> [Task material]:

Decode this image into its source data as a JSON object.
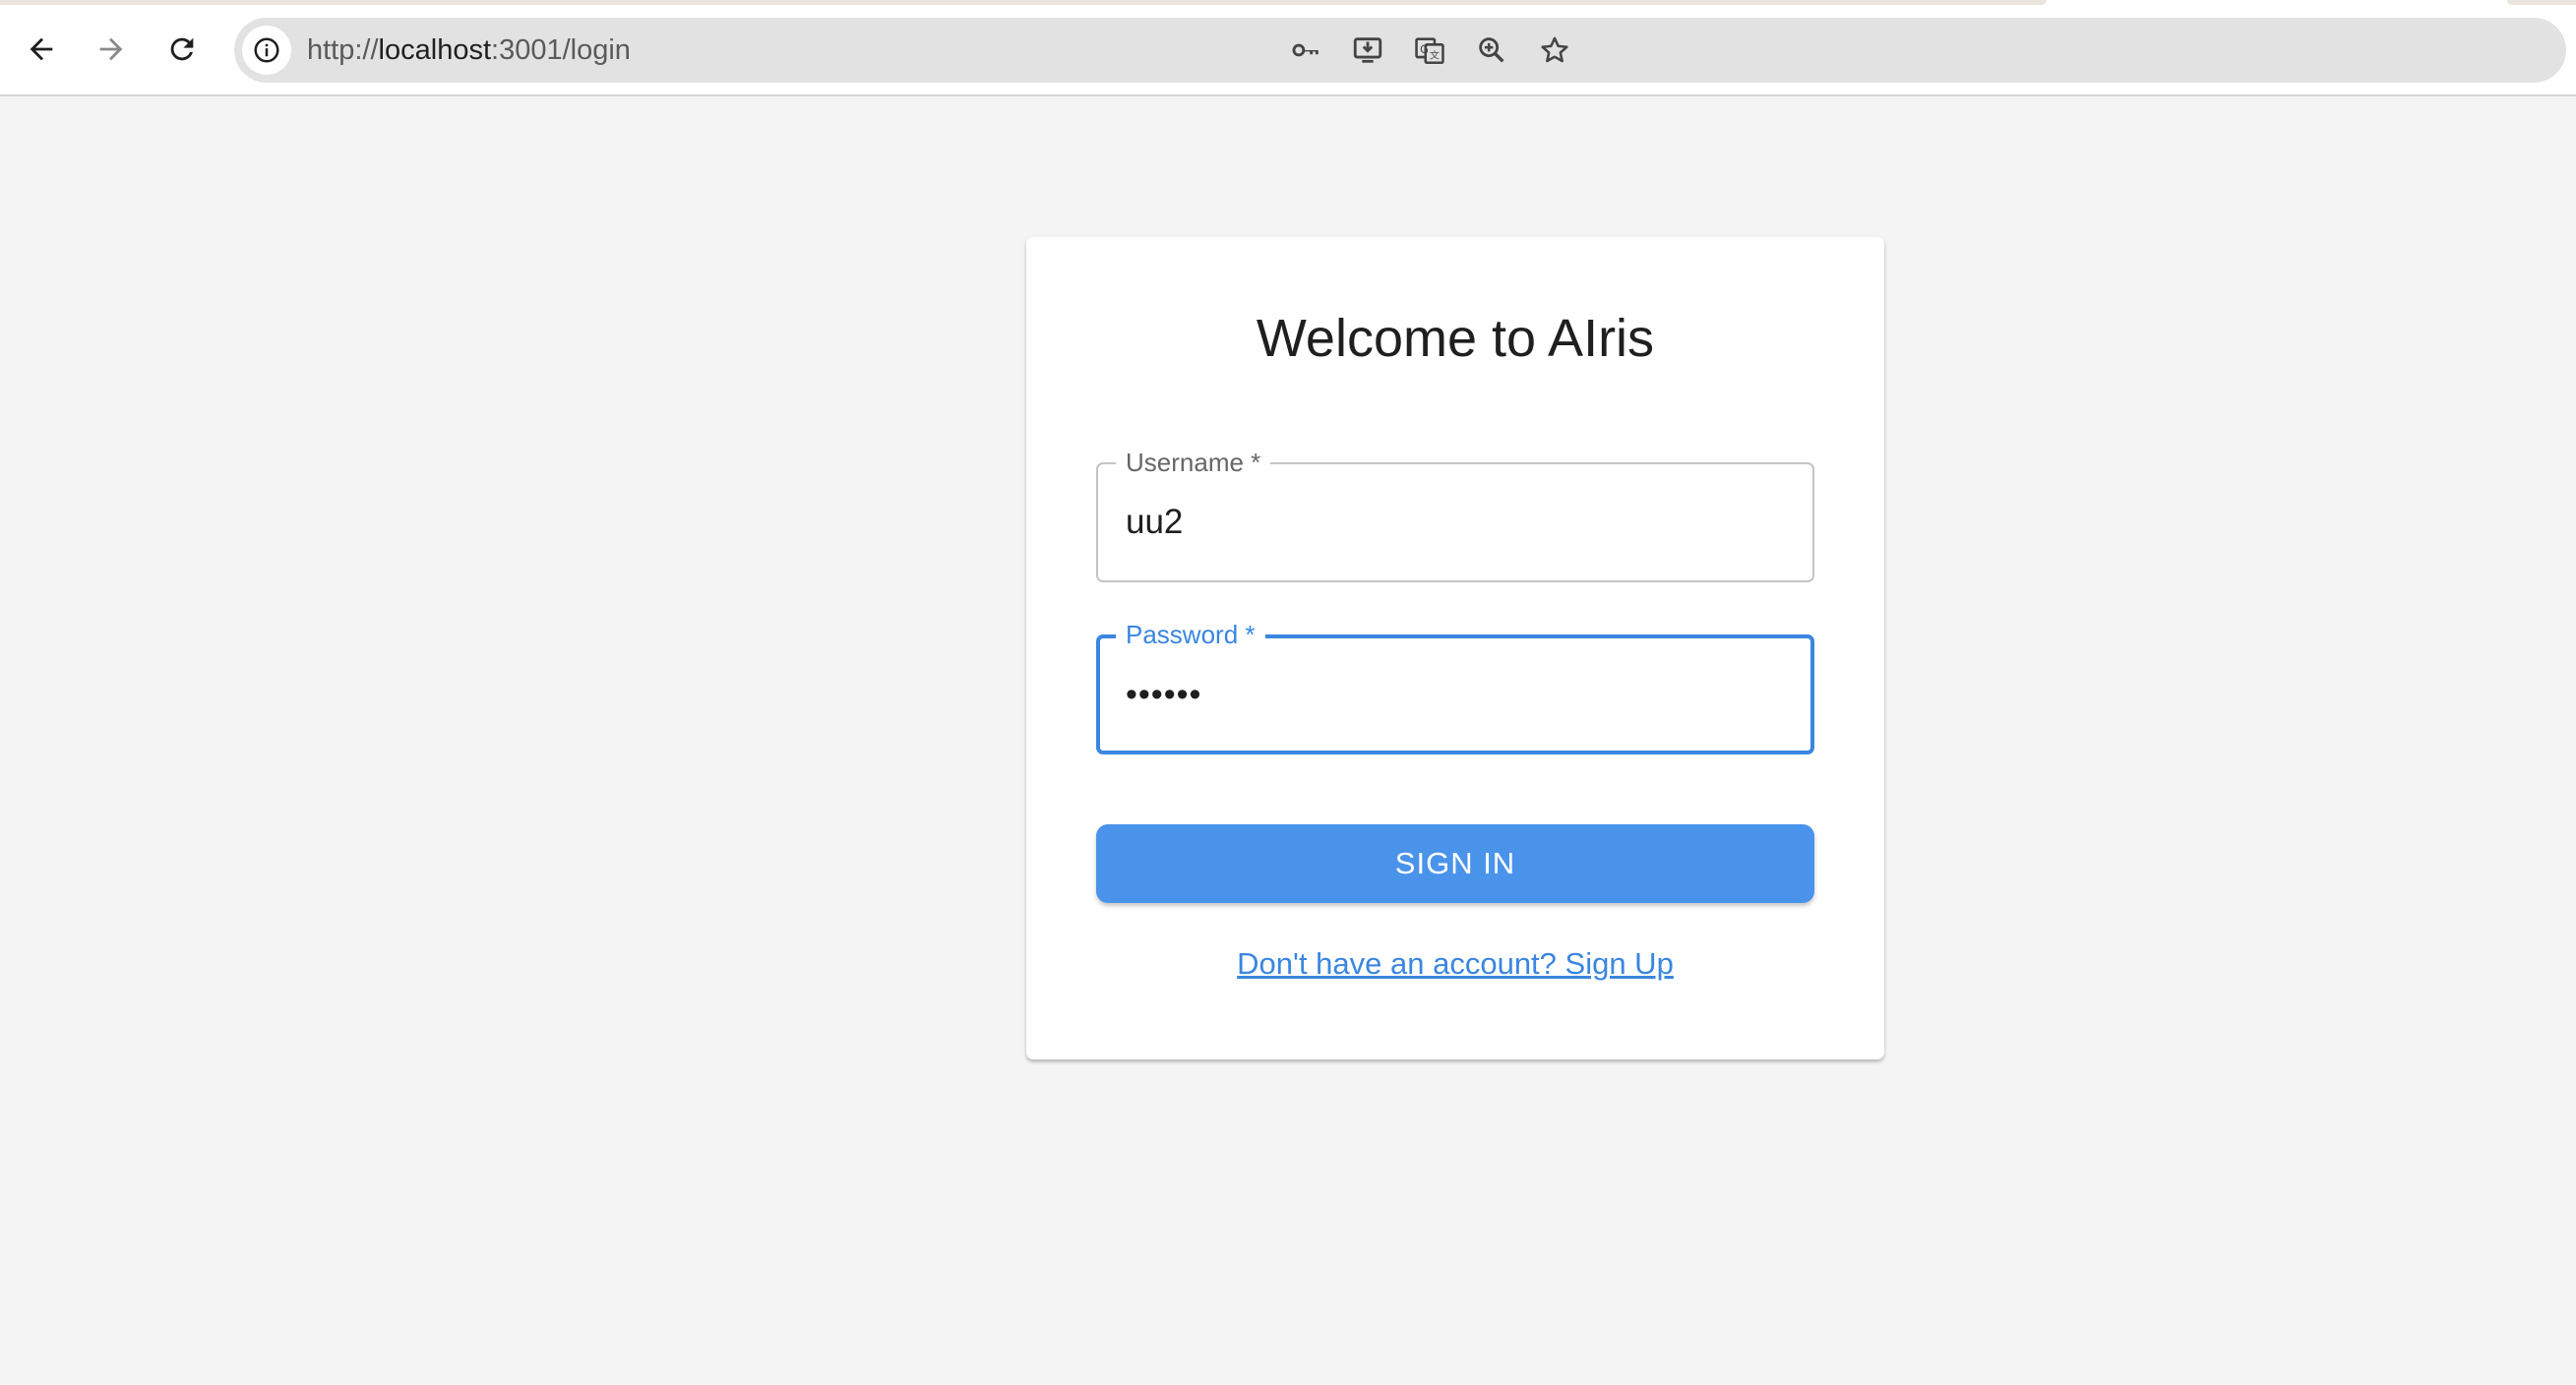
{
  "browser": {
    "url_scheme": "http://",
    "url_host": "localhost",
    "url_rest": ":3001/login",
    "icons": {
      "back": "back-arrow-icon",
      "forward": "forward-arrow-icon",
      "reload": "reload-icon",
      "site_info": "info-icon",
      "passwords": "key-icon",
      "install": "install-app-icon",
      "translate": "translate-icon",
      "zoom": "zoom-icon",
      "bookmark": "star-icon"
    }
  },
  "login": {
    "title": "Welcome to AIris",
    "username_label": "Username *",
    "username_value": "uu2",
    "password_label": "Password *",
    "password_value": "••••••",
    "submit_label": "SIGN IN",
    "signup_link": "Don't have an account? Sign Up"
  },
  "colors": {
    "accent": "#3a86e0",
    "button": "#4a93ea",
    "background": "#f4f4f4"
  }
}
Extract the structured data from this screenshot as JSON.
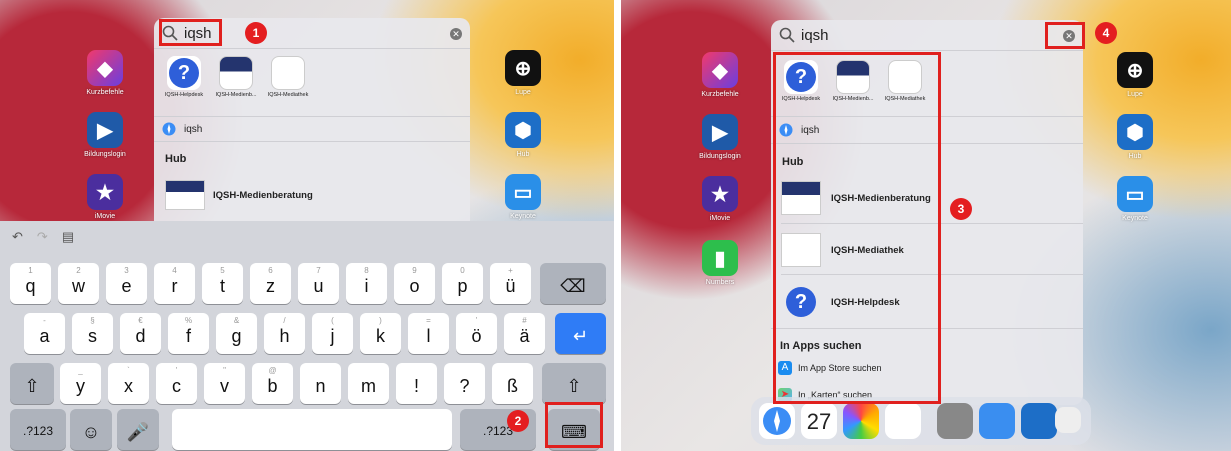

> [Problem to solve]: Repeat each line of the records above exactly, but do not copy the pictures.

> [Output for this task]:
Decode this image into its source data as a JSON object.
{
  "browser": {
    "url_scheme": "http://",
    "url_host": "localhost",
    "url_rest": ":3001/login",
    "icons": {
      "back": "back-arrow-icon",
      "forward": "forward-arrow-icon",
      "reload": "reload-icon",
      "site_info": "info-icon",
      "passwords": "key-icon",
      "install": "install-app-icon",
      "translate": "translate-icon",
      "zoom": "zoom-icon",
      "bookmark": "star-icon"
    }
  },
  "login": {
    "title": "Welcome to AIris",
    "username_label": "Username *",
    "username_value": "uu2",
    "password_label": "Password *",
    "password_value": "••••••",
    "submit_label": "SIGN IN",
    "signup_link": "Don't have an account? Sign Up"
  },
  "colors": {
    "accent": "#3a86e0",
    "button": "#4a93ea",
    "background": "#f4f4f4"
  }
}
Extract the structured data from this screenshot as JSON.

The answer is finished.